- **Exercise brief**
Each line should be copied exactly.

[Data items]
******
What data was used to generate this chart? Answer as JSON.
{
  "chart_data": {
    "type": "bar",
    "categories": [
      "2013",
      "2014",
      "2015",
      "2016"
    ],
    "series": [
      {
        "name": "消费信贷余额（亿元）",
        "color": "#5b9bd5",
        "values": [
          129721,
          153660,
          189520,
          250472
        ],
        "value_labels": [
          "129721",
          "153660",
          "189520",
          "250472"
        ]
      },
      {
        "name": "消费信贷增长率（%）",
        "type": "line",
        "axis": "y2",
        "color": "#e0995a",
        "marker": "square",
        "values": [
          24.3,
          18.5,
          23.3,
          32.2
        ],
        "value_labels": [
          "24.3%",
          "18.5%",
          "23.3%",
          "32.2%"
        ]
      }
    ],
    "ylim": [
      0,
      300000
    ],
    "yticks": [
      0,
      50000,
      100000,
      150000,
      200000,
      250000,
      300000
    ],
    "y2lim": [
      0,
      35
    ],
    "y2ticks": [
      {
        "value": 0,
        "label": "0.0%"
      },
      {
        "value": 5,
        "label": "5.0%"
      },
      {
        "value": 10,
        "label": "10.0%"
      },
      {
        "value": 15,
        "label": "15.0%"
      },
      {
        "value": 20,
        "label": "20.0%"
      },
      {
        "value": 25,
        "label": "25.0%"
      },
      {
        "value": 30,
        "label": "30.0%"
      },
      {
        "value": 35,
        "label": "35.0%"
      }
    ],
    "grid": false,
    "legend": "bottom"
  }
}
******
- **Task result**
What data was used to generate this chart? Answer as JSON.
{
  "chart_data": {
    "type": "bar",
    "categories": [
      "2013",
      "2014",
      "2015",
      "2016"
    ],
    "series": [
      {
        "name": "消费信贷余额（亿元）",
        "color": "#5b9bd5",
        "values": [
          129721,
          153660,
          189520,
          250472
        ],
        "value_labels": [
          "129721",
          "153660",
          "189520",
          "250472"
        ]
      },
      {
        "name": "消费信贷增长率（%）",
        "type": "line",
        "axis": "y2",
        "color": "#e0995a",
        "marker": "square",
        "values": [
          24.3,
          18.5,
          23.3,
          32.2
        ],
        "value_labels": [
          "24.3%",
          "18.5%",
          "23.3%",
          "32.2%"
        ]
      }
    ],
    "ylim": [
      0,
      300000
    ],
    "yticks": [
      0,
      50000,
      100000,
      150000,
      200000,
      250000,
      300000
    ],
    "y2lim": [
      0,
      35
    ],
    "y2ticks": [
      {
        "value": 0,
        "label": "0.0%"
      },
      {
        "value": 5,
        "label": "5.0%"
      },
      {
        "value": 10,
        "label": "10.0%"
      },
      {
        "value": 15,
        "label": "15.0%"
      },
      {
        "value": 20,
        "label": "20.0%"
      },
      {
        "value": 25,
        "label": "25.0%"
      },
      {
        "value": 30,
        "label": "30.0%"
      },
      {
        "value": 35,
        "label": "35.0%"
      }
    ],
    "grid": false,
    "legend": "bottom"
  }
}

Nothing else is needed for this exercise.